Top of Excerpted text

TL;DR: 20 Kubernetes best practices for 2026

  1. Set resource requests and limits on every container.
  2. Use namespaces plus ResourceQuota and LimitRange for isolation.
  3. Run one container per Pod unless you genuinely need a sidecar.
  4. Manage manifests with Helm, Kustomize, or Pulumi — never raw copies.
  5. Use the Gateway API (ingress-nginx is retired) for north-south traffic.
  6. Configure liveness, readiness, and startup probes for every workload.
  7. Enforce RBAC with the principle of least privilege from day one.
  8. Apply Pod Security Admission at the restricted level by default.
  9. Lock down east-west traffic with NetworkPolicy (default-deny).
  10. Store secrets in an external secret manager (Pulumi ESC, Vault, AWS Secrets Manager) — not as plain Kubernetes Secrets.
  11. Autoscale with HPA, VPA, and Cluster Autoscaler / Karpenter.

Bottom of Excerpted text
Top of Supplied data

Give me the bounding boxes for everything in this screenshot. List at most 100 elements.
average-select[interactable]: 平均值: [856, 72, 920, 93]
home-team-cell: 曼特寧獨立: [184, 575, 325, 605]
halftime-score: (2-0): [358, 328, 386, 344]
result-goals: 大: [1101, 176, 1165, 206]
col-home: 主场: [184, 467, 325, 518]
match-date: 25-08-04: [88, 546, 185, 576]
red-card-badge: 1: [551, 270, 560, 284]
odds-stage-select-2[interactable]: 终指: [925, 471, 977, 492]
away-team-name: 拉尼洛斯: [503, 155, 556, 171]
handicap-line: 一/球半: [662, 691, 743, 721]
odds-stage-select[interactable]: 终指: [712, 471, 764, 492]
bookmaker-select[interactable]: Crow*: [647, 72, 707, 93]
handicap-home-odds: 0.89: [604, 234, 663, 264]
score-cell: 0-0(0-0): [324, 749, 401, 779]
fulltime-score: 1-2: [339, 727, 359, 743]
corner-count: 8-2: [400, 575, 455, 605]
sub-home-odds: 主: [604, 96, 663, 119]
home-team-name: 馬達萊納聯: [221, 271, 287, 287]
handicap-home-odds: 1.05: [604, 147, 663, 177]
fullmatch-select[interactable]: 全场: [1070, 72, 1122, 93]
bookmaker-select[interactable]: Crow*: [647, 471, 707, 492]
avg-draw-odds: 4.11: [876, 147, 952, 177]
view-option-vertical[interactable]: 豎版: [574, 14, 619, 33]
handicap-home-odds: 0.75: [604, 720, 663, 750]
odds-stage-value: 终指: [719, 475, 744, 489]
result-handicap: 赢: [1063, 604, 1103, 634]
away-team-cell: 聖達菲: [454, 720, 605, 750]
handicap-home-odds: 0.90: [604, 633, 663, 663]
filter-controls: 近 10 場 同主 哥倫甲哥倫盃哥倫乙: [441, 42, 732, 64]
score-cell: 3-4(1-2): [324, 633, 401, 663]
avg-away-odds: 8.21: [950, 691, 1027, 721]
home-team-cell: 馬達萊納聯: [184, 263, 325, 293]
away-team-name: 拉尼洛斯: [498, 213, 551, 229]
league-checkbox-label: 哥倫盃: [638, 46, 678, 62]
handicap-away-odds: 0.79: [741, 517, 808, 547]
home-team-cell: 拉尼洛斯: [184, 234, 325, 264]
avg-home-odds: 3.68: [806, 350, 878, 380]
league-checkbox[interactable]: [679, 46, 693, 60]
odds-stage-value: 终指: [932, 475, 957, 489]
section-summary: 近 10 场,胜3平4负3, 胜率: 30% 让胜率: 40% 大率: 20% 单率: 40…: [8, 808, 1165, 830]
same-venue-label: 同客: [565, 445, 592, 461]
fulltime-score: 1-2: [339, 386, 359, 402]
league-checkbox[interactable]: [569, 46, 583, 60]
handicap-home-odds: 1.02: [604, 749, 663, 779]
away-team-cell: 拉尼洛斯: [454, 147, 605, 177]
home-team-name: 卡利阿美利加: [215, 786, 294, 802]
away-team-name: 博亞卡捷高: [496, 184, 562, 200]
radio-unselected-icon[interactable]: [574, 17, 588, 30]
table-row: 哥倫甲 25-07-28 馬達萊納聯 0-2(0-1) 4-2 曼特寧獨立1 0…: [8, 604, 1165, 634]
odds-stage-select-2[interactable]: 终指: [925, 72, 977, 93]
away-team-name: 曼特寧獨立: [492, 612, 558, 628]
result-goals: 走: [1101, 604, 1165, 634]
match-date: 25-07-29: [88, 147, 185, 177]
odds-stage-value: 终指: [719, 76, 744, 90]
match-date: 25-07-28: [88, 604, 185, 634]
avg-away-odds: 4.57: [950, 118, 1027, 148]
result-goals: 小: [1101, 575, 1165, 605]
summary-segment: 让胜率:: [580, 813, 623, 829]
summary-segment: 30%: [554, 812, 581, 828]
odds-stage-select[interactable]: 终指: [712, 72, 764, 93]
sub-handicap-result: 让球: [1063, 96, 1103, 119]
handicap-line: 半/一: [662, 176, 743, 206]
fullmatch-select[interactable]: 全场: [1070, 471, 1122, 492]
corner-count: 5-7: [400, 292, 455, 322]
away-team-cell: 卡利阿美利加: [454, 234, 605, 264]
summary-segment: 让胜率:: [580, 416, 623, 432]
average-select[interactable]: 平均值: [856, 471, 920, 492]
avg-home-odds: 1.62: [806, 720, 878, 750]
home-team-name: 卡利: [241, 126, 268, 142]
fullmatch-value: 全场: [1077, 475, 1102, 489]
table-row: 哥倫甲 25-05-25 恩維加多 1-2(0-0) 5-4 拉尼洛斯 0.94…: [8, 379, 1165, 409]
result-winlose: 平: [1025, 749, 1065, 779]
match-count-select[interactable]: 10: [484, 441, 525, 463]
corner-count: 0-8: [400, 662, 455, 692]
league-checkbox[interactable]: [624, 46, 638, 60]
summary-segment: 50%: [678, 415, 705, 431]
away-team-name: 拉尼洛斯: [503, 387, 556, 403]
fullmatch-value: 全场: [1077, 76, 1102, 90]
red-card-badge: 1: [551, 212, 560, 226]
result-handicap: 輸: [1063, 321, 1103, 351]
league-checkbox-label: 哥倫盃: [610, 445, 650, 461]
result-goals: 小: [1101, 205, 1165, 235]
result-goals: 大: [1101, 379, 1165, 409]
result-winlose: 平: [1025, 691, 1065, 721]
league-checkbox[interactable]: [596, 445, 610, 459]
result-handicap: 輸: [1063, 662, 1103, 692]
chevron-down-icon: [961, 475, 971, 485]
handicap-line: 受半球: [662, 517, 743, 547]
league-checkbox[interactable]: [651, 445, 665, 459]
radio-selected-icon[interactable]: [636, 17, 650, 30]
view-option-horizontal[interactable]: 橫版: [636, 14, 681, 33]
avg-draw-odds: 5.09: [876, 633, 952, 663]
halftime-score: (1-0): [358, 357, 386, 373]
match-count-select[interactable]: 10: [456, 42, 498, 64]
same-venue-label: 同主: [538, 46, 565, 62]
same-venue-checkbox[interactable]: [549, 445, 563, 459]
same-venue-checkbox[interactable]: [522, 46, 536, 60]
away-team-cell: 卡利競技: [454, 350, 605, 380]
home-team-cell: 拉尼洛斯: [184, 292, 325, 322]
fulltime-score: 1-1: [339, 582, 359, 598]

Bottom of Supplied data

Exercise details:
List every type of probe that the Kubernetes best-practices list above says to configure for every workload.

Solution to this exercise:
- Liveness
- Readiness
- Startup